* EXERCISE TEXT *
1920 film by Herbert Blaché

Stronger Than Death is a 1920 American silent romantic drama film directed by Herbert Blaché and produced by and starring Alla Nazimova. It was distributed by Metro Pictures.

This movie was preserved by MGM, the inheritor of Metro Pictures library, with a print in the George Eastman Museum Motion Picture Collection.

==Plot==
As described in a film magazine, Major Tristam Boucicault (Bryant) endeavors to get his father Colonel Boucicault (French) to aid him in fighting the cholera in the distant city of Bjura, where he is the lone physician fighting the disease. The colonel refuses and the son, angered, leaves in an ugly mood. His attention is arrested by Sigrid Fersen (Nazimova), who is being entertained by the officers and their wives. She promises to aid him and follows the major to Bjura. She raises a large sum at a bazaar. Here she refuses the hand of James Barclay (Prior), a wealthy half-breed that the elite have refused to recognize socially. Sigrid overhears a conversation between James and the high priest of a temple during which it is disclosed that the colonel is in reality James' father. James is planning the ruin of Colonel Boucicault. In an altercation between the colonel and major, Tristam strikes his father down. James sees the fight and under penalty of disclosing the facts forces Sigrid to marry him that night. At the wedding dinner, Colonel Boucicault denounces James for attempting to incite a mutiny in the camp, and James swears vengeance upon him as his father. Sigrid is urged to go to the temple and dance for the natives to keep them from joining the mutiny, while the major goes to collect the colonel's troops and surround the temple. James shoots the high priest as he is about to plunge a dagger into Sigrid, and the natives fall upon James and kill him. Major Boucicault takes the exhausted dancer to his hut where she recovers consciousness and determines to live for the love that is stronger than death.

* WHAT YOU ARE ASKED TO DO *
Answer these questions from the text about Stronger Than Death:
1. Who directed the film?
2. Which company distributed it?
3. In what city is Major Tristam Boucicault the lone physician fighting cholera?
The lines that come next have no connection to the text about Stronger Than Death.

* GIVEN RECORDS *
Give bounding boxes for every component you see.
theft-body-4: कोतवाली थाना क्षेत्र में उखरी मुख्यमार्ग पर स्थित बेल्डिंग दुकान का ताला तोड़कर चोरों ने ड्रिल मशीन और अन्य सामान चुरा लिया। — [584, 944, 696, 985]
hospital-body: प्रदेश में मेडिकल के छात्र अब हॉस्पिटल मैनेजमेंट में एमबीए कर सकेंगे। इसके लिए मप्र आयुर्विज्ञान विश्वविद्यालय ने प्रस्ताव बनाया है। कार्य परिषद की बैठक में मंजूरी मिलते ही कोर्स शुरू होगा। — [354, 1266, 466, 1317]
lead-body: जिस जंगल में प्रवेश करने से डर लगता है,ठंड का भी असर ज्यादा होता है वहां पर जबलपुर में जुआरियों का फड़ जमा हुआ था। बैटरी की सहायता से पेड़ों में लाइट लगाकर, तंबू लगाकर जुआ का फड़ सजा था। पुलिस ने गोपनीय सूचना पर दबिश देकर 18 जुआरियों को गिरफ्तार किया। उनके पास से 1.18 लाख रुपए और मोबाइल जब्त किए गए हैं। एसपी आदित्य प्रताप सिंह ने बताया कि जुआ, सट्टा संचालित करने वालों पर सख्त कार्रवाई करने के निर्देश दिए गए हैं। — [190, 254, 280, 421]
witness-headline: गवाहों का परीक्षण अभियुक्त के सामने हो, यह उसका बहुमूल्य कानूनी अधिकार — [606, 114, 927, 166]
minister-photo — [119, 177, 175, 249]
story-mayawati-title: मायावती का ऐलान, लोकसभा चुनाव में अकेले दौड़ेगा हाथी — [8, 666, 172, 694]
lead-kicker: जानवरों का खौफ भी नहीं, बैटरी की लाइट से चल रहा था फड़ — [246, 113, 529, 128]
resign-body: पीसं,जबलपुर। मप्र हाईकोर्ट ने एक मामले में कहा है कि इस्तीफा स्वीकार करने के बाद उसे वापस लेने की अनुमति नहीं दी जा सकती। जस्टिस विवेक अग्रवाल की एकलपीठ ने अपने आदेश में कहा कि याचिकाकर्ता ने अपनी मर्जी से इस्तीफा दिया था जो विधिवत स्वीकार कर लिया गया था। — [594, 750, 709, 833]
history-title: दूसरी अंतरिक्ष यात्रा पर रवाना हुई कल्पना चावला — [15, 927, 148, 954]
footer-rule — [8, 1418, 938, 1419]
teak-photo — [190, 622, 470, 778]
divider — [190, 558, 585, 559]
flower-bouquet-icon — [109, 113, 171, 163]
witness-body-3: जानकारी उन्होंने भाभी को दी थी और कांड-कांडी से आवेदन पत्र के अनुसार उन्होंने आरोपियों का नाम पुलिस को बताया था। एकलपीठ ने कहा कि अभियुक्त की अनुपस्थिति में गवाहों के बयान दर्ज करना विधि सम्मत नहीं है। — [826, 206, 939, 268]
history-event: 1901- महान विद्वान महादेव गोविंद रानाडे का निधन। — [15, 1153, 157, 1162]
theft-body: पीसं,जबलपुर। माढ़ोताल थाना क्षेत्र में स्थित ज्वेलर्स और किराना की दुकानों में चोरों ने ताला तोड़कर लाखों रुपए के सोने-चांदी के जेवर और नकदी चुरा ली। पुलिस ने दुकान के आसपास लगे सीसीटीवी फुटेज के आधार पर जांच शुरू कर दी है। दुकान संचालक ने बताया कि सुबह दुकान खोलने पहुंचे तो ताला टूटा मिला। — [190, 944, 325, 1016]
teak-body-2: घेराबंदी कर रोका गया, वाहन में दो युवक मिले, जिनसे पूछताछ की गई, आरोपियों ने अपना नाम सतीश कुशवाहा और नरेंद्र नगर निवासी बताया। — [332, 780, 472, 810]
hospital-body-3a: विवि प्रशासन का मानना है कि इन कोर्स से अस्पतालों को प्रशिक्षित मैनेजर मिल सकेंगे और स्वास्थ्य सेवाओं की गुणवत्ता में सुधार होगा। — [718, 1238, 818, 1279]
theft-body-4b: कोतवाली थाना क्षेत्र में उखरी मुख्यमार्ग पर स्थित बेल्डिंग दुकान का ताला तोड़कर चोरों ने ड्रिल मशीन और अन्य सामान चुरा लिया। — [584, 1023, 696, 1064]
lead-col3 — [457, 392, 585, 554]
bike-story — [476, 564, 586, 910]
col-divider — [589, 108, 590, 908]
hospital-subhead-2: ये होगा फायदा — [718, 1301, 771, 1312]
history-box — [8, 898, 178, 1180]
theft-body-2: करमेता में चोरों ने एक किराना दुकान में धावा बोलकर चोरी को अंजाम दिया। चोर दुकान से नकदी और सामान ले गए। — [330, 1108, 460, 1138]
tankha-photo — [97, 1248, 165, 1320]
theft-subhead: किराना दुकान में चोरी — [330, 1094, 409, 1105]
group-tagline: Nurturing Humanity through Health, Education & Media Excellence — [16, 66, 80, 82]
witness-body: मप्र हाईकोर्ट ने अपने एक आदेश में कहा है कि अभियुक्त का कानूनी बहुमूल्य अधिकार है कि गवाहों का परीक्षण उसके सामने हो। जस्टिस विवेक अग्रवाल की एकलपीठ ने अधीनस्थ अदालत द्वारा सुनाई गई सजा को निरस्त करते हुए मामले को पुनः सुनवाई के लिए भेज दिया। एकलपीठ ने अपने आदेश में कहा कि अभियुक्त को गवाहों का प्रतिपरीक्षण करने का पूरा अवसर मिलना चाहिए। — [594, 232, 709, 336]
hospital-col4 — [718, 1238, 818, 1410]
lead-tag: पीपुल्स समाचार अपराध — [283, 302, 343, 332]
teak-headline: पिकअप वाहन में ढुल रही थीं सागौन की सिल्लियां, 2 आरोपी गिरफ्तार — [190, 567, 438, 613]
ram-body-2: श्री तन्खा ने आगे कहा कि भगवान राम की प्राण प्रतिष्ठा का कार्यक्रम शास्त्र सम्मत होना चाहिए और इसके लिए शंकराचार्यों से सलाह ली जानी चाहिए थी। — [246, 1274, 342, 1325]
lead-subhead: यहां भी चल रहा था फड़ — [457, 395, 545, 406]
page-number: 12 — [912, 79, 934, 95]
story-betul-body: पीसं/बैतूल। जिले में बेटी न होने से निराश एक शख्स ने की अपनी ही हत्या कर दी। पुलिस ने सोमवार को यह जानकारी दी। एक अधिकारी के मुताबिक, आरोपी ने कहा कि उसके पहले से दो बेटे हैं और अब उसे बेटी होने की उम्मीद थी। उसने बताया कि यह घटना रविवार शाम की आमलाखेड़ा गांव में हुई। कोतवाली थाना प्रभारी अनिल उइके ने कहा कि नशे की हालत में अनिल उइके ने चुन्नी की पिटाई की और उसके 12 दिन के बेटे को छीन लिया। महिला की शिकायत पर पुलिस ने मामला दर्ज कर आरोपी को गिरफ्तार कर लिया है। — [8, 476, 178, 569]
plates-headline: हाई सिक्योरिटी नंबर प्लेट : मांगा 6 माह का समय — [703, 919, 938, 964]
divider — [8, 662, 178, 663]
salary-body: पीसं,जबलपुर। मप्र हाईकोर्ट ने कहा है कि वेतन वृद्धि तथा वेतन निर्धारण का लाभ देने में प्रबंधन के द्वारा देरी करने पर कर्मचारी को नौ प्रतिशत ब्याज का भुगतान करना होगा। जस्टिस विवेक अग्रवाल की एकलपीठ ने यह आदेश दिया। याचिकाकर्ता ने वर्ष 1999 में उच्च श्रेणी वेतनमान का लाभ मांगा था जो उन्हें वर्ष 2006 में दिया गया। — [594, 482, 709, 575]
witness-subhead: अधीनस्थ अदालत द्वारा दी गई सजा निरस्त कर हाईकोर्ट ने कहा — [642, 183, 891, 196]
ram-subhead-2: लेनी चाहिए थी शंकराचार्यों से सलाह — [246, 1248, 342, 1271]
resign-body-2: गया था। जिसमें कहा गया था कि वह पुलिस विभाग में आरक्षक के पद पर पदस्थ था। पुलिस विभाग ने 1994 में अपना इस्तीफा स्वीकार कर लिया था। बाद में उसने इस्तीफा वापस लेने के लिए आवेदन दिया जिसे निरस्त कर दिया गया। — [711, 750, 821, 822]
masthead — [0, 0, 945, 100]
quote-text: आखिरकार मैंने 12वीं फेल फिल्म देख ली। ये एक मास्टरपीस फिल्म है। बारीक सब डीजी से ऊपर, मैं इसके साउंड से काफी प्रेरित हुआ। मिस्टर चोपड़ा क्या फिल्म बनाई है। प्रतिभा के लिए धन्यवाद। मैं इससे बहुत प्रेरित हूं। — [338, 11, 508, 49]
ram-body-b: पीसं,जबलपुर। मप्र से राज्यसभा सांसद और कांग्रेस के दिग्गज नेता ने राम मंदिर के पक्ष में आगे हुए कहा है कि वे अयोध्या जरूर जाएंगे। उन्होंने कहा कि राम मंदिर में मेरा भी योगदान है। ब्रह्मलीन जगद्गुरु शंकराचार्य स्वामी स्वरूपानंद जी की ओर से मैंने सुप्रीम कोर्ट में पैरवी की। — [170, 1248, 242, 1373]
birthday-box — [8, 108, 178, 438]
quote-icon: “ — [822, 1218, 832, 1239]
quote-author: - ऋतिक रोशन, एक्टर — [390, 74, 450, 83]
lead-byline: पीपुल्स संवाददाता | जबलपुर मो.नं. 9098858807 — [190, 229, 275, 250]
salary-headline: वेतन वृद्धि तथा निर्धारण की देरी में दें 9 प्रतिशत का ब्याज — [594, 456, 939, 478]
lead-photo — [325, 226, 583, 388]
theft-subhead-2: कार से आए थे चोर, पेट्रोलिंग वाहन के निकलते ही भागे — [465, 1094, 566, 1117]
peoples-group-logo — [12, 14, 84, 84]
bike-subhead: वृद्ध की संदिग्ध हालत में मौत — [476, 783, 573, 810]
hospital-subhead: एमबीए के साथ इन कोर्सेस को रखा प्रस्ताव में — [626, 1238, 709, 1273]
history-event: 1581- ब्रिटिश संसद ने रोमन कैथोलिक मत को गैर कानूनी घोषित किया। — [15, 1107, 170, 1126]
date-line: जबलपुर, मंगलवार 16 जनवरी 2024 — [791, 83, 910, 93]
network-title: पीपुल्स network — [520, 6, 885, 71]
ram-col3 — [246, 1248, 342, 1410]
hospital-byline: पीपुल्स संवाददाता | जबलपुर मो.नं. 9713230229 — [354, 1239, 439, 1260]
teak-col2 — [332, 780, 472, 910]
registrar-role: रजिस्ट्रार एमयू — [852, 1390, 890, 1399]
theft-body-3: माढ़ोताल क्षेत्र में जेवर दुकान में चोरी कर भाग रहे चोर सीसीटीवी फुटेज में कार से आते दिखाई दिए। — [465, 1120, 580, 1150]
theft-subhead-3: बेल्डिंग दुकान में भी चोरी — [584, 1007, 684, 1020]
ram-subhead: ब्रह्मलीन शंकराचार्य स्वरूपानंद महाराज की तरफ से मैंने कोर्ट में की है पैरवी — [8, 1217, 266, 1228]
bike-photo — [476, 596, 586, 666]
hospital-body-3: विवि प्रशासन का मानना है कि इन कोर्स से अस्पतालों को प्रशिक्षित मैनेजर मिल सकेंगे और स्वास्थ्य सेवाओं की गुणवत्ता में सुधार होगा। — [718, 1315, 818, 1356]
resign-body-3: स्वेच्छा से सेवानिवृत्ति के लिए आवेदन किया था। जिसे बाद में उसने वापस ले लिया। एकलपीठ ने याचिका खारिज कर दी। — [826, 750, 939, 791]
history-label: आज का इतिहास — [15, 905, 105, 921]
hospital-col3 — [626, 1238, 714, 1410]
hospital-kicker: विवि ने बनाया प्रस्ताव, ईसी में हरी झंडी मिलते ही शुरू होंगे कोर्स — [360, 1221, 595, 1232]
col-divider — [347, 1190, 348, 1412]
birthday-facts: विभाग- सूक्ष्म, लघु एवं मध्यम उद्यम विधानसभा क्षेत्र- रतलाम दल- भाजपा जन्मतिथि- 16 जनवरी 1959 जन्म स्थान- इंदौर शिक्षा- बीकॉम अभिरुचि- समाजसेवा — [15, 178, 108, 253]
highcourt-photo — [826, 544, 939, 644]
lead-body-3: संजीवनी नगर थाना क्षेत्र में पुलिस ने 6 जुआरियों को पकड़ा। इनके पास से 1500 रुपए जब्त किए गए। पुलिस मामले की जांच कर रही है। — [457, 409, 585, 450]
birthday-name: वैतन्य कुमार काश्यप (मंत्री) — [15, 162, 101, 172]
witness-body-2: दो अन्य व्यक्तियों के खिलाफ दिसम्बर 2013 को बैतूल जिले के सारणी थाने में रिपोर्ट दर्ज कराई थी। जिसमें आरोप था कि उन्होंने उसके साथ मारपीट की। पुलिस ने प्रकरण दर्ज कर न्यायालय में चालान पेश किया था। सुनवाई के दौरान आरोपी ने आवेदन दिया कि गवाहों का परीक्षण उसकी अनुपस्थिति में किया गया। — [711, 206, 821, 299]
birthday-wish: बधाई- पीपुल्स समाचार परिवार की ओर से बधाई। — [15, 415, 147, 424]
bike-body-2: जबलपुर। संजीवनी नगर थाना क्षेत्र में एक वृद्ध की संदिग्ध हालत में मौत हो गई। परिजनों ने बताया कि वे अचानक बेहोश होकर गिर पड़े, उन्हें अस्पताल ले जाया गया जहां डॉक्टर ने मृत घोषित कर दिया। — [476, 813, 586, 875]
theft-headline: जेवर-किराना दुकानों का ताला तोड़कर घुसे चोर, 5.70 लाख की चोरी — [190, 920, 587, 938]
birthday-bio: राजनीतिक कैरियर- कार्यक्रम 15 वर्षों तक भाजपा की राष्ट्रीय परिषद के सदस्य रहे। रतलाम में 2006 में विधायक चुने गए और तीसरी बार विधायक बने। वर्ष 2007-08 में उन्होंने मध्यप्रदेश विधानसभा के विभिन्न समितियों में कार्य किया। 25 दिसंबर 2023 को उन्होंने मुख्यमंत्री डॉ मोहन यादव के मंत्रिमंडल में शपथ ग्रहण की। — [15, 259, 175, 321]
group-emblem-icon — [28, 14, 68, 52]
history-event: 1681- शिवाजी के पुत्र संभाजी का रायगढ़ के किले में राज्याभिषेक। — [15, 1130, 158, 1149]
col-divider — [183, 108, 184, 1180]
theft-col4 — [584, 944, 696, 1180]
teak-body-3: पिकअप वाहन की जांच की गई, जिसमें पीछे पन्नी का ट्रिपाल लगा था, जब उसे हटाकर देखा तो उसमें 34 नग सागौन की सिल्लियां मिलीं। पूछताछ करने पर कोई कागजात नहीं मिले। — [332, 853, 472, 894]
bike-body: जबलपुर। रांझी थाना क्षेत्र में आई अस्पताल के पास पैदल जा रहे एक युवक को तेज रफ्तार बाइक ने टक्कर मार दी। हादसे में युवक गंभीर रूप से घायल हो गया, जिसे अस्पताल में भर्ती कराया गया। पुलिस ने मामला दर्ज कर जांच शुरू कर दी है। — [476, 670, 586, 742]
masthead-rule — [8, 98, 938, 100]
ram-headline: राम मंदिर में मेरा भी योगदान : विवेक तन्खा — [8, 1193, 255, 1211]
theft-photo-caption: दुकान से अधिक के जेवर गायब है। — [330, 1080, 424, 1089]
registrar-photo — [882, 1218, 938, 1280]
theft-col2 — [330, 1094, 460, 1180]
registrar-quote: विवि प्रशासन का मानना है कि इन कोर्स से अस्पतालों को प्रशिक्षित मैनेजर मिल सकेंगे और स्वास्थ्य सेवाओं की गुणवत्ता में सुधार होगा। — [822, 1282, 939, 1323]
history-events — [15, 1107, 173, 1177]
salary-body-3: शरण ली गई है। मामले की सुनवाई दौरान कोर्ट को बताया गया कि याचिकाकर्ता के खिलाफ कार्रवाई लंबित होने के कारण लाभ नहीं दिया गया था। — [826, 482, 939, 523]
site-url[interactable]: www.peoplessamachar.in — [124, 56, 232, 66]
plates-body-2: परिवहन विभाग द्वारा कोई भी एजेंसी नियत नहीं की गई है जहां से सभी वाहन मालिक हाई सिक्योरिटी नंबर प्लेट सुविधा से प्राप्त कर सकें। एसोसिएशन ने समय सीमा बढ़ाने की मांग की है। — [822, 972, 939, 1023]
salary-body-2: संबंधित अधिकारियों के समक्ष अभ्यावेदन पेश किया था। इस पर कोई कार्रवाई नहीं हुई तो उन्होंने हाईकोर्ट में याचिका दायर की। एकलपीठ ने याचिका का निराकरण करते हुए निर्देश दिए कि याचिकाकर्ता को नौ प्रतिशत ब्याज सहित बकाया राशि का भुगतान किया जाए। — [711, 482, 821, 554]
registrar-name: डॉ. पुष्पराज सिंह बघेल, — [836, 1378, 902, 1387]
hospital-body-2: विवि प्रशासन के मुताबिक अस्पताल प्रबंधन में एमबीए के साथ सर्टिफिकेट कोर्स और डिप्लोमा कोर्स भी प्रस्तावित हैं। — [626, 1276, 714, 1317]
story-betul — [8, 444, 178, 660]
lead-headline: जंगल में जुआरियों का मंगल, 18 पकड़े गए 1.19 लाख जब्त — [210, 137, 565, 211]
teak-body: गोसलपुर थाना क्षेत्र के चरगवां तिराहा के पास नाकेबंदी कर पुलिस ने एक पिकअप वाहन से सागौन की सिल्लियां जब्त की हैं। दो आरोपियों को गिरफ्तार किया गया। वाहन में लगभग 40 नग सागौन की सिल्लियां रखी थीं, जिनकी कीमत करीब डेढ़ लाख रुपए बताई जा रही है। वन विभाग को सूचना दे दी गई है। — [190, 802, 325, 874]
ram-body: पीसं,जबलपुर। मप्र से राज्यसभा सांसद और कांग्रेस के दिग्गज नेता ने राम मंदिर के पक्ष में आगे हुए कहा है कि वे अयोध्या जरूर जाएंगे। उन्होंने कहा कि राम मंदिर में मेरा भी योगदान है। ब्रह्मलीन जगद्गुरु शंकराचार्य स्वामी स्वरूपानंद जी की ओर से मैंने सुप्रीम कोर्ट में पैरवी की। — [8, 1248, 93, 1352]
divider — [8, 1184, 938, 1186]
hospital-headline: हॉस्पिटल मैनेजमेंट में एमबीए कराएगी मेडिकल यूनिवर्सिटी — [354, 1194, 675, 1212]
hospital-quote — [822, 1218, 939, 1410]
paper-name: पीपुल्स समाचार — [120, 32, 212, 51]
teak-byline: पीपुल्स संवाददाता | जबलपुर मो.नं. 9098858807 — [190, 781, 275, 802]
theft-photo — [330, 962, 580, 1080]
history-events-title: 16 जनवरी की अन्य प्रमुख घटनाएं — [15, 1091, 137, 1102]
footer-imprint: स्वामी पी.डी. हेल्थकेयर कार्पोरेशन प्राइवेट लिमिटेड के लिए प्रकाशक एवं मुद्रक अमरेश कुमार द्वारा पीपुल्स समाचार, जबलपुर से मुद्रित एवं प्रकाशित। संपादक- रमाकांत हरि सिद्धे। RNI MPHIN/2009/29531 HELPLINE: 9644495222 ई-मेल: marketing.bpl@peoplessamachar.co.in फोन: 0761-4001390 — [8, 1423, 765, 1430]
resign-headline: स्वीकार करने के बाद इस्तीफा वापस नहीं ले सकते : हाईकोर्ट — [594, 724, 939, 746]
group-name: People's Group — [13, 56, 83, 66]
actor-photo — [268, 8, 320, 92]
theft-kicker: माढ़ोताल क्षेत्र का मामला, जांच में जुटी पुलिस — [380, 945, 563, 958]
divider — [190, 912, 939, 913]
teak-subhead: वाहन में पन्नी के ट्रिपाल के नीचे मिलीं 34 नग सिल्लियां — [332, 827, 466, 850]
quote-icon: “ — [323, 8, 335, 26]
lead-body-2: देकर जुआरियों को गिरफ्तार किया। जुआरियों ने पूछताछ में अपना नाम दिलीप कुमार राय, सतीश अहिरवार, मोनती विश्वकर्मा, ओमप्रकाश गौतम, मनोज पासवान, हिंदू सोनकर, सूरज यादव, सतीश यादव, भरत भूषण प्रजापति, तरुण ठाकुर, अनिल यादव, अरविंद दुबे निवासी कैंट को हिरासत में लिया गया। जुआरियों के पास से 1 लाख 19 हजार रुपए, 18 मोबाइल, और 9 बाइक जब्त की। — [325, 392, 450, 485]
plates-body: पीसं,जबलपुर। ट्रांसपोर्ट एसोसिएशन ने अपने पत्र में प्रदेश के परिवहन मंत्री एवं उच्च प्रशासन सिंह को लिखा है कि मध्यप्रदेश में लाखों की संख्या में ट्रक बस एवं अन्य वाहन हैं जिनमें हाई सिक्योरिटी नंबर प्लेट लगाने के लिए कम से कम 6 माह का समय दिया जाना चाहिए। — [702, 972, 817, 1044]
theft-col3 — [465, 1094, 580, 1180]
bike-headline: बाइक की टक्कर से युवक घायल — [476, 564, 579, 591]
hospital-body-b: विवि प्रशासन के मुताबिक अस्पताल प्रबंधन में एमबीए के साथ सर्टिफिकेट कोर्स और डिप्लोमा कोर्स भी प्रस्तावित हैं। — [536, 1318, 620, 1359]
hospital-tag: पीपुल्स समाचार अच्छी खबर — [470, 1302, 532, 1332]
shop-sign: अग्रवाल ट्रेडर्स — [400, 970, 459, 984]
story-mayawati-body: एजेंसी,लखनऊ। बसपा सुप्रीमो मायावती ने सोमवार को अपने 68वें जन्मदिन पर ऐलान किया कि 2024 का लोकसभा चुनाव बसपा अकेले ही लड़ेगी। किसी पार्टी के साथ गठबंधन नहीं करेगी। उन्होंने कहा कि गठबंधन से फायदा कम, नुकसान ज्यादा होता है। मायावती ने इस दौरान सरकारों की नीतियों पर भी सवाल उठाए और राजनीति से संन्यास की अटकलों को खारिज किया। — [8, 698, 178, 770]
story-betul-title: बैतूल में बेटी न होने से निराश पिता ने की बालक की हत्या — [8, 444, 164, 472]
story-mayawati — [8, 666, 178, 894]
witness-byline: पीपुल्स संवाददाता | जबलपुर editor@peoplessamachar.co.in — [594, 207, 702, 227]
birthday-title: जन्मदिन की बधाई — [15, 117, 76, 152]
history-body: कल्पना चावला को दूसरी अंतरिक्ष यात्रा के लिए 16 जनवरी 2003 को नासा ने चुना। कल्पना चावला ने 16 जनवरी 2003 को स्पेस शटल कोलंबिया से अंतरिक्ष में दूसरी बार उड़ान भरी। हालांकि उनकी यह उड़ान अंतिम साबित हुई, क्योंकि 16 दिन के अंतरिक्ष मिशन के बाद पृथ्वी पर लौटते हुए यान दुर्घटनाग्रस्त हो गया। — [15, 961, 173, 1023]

* FINISHED TASK *
1. Herbert Blaché
2. Metro Pictures
3. Bjura